• AVAILABLE DATA
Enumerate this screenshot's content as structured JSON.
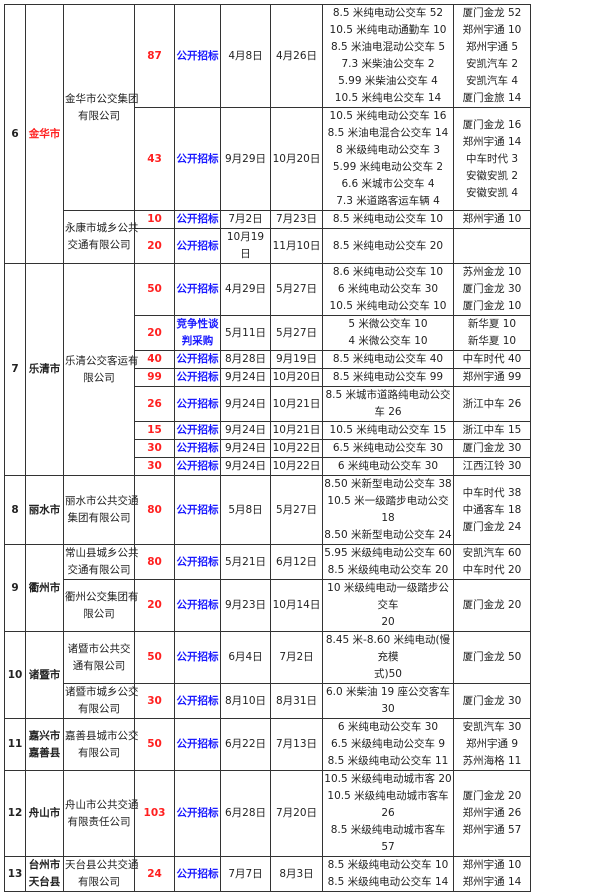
{
  "colors": {
    "quantity": "#ff2020",
    "method": "#1a1aff",
    "highlight_city": "#ff2020"
  },
  "regions": [
    {
      "no": "6",
      "city": [
        "金华市"
      ],
      "highlight": true,
      "companies": [
        {
          "name": [
            "金华市公交集团",
            "有限公司"
          ],
          "tenders": [
            {
              "qty": "87",
              "method": [
                "公开招标"
              ],
              "start": "4月8日",
              "end": "4月26日",
              "models": [
                "8.5 米纯电动公交车 52",
                "10.5 米纯电动通勤车 10",
                "8.5 米油电混动公交车 5",
                "7.3 米柴油公交车 2",
                "5.99 米柴油公交车 4",
                "10.5 米纯电公交车 14"
              ],
              "suppliers": [
                "厦门金龙 52",
                "郑州宇通 10",
                "郑州宇通 5",
                "安凯汽车 2",
                "安凯汽车 4",
                "厦门金旅 14"
              ]
            },
            {
              "qty": "43",
              "method": [
                "公开招标"
              ],
              "start": "9月29日",
              "end": "10月20日",
              "models": [
                "10.5 米纯电动公交车 16",
                "8.5 米油电混合公交车 14",
                "8 米级纯电动公交车 3",
                "5.99 米纯电动公交车 2",
                "6.6 米城市公交车 4",
                "7.3 米道路客运车辆 4"
              ],
              "suppliers": [
                "厦门金龙 16",
                "郑州宇通 14",
                "中车时代 3",
                "安徽安凯 2",
                "安徽安凯 4"
              ]
            }
          ]
        },
        {
          "name": [
            "永康市城乡公共",
            "交通有限公司"
          ],
          "tenders": [
            {
              "qty": "10",
              "method": [
                "公开招标"
              ],
              "start": "7月2日",
              "end": "7月23日",
              "models": [
                "8.5 米纯电动公交车 10"
              ],
              "suppliers": [
                "郑州宇通 10"
              ]
            },
            {
              "qty": "20",
              "method": [
                "公开招标"
              ],
              "start": "10月19日",
              "end": "11月10日",
              "models": [
                "8.5 米纯电动公交车 20"
              ],
              "suppliers": []
            }
          ]
        }
      ]
    },
    {
      "no": "7",
      "city": [
        "乐清市"
      ],
      "companies": [
        {
          "name": [
            "乐清公交客运有",
            "限公司"
          ],
          "tenders": [
            {
              "qty": "50",
              "method": [
                "公开招标"
              ],
              "start": "4月29日",
              "end": "5月27日",
              "models": [
                "8.6 米纯电动公交车 10",
                "6 米纯电动公交车 30",
                "10.5 米纯电动公交车 10"
              ],
              "suppliers": [
                "苏州金龙 10",
                "厦门金龙 30",
                "厦门金龙 10"
              ]
            },
            {
              "qty": "20",
              "method": [
                "竞争性谈",
                "判采购"
              ],
              "start": "5月11日",
              "end": "5月27日",
              "models": [
                "5 米微公交车 10",
                "4 米微公交车 10"
              ],
              "suppliers": [
                "新华夏 10",
                "新华夏 10"
              ]
            },
            {
              "qty": "40",
              "method": [
                "公开招标"
              ],
              "start": "8月28日",
              "end": "9月19日",
              "models": [
                "8.5 米纯电动公交车 40"
              ],
              "suppliers": [
                "中车时代 40"
              ]
            },
            {
              "qty": "99",
              "method": [
                "公开招标"
              ],
              "start": "9月24日",
              "end": "10月20日",
              "models": [
                "8.5 米纯电动公交车 99"
              ],
              "suppliers": [
                "郑州宇通 99"
              ]
            },
            {
              "qty": "26",
              "method": [
                "公开招标"
              ],
              "start": "9月24日",
              "end": "10月21日",
              "models": [
                "8.5 米城市道路纯电动公交车 26"
              ],
              "suppliers": [
                "浙江中车 26"
              ]
            },
            {
              "qty": "15",
              "method": [
                "公开招标"
              ],
              "start": "9月24日",
              "end": "10月21日",
              "models": [
                "10.5 米纯电动公交车 15"
              ],
              "suppliers": [
                "浙江中车 15"
              ]
            },
            {
              "qty": "30",
              "method": [
                "公开招标"
              ],
              "start": "9月24日",
              "end": "10月22日",
              "models": [
                "6.5 米纯电动公交车 30"
              ],
              "suppliers": [
                "厦门金龙 30"
              ]
            },
            {
              "qty": "30",
              "method": [
                "公开招标"
              ],
              "start": "9月24日",
              "end": "10月22日",
              "models": [
                "6 米纯电动公交车 30"
              ],
              "suppliers": [
                "江西江铃 30"
              ]
            }
          ]
        }
      ]
    },
    {
      "no": "8",
      "city": [
        "丽水市"
      ],
      "companies": [
        {
          "name": [
            "丽水市公共交通",
            "集团有限公司"
          ],
          "tenders": [
            {
              "qty": "80",
              "method": [
                "公开招标"
              ],
              "start": "5月8日",
              "end": "5月27日",
              "models": [
                "8.50 米新型电动公交车 38",
                "10.5 米一级踏步电动公交 18",
                "8.50 米新型电动公交车 24"
              ],
              "suppliers": [
                "中车时代 38",
                "中通客车 18",
                "厦门金龙 24"
              ]
            }
          ]
        }
      ]
    },
    {
      "no": "9",
      "city": [
        "衢州市"
      ],
      "companies": [
        {
          "name": [
            "常山县城乡公共",
            "交通有限公司"
          ],
          "tenders": [
            {
              "qty": "80",
              "method": [
                "公开招标"
              ],
              "start": "5月21日",
              "end": "6月12日",
              "models": [
                "5.95 米级纯电动公交车 60",
                "8.5 米级纯电动公交车 20"
              ],
              "suppliers": [
                "安凯汽车 60",
                "中车时代 20"
              ]
            }
          ]
        },
        {
          "name": [
            "衢州公交集团有",
            "限公司"
          ],
          "tenders": [
            {
              "qty": "20",
              "method": [
                "公开招标"
              ],
              "start": "9月23日",
              "end": "10月14日",
              "models": [
                "10 米级纯电动一级踏步公交车",
                "20"
              ],
              "suppliers": [
                "厦门金龙 20"
              ]
            }
          ]
        }
      ]
    },
    {
      "no": "10",
      "city": [
        "诸暨市"
      ],
      "companies": [
        {
          "name": [
            "诸暨市公共交",
            "通有限公司"
          ],
          "tenders": [
            {
              "qty": "50",
              "method": [
                "公开招标"
              ],
              "start": "6月4日",
              "end": "7月2日",
              "models": [
                "8.45 米-8.60 米纯电动(慢充模",
                "式)50"
              ],
              "suppliers": [
                "厦门金龙 50"
              ]
            }
          ]
        },
        {
          "name": [
            "诸暨市城乡公交",
            "有限公司"
          ],
          "tenders": [
            {
              "qty": "30",
              "method": [
                "公开招标"
              ],
              "start": "8月10日",
              "end": "8月31日",
              "models": [
                "6.0 米柴油 19 座公交客车 30"
              ],
              "suppliers": [
                "厦门金龙 30"
              ]
            }
          ]
        }
      ]
    },
    {
      "no": "11",
      "city": [
        "嘉兴市",
        "嘉善县"
      ],
      "companies": [
        {
          "name": [
            "嘉善县城市公交",
            "有限公司"
          ],
          "tenders": [
            {
              "qty": "50",
              "method": [
                "公开招标"
              ],
              "start": "6月22日",
              "end": "7月13日",
              "models": [
                "6 米纯电动公交车 30",
                "6.5 米级纯电动公交车 9",
                "8.5 米级纯电动公交车 11"
              ],
              "suppliers": [
                "安凯汽车 30",
                "郑州宇通 9",
                "苏州海格 11"
              ]
            }
          ]
        }
      ]
    },
    {
      "no": "12",
      "city": [
        "舟山市"
      ],
      "companies": [
        {
          "name": [
            "舟山市公共交通",
            "有限责任公司"
          ],
          "tenders": [
            {
              "qty": "103",
              "method": [
                "公开招标"
              ],
              "start": "6月28日",
              "end": "7月20日",
              "models": [
                "10.5 米级纯电动城市客 20",
                "10.5 米级纯电动城市客车 26",
                "8.5 米级纯电动城市客车 57"
              ],
              "suppliers": [
                "厦门金龙 20",
                "郑州宇通 26",
                "郑州宇通 57"
              ]
            }
          ]
        }
      ]
    },
    {
      "no": "13",
      "city": [
        "台州市",
        "天台县"
      ],
      "companies": [
        {
          "name": [
            "天台县公共交通",
            "有限公司"
          ],
          "tenders": [
            {
              "qty": "24",
              "method": [
                "公开招标"
              ],
              "start": "7月7日",
              "end": "8月3日",
              "models": [
                "8.5 米级纯电动公交车 10",
                "8.5 米级纯电动公交车 14"
              ],
              "suppliers": [
                "郑州宇通 10",
                "郑州宇通 14"
              ]
            }
          ]
        }
      ]
    }
  ]
}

• OBJECTIVE
Pick out each line containing the string "米级纯电动公交车" and copy it.

• COMPLETE ANSWER
                "8 米级纯电动公交车 3",
                "5.95 米级纯电动公交车 60",
                "8.5 米级纯电动公交车 20"
                "6.5 米级纯电动公交车 9",
                "8.5 米级纯电动公交车 11"
                "8.5 米级纯电动公交车 10",
                "8.5 米级纯电动公交车 14"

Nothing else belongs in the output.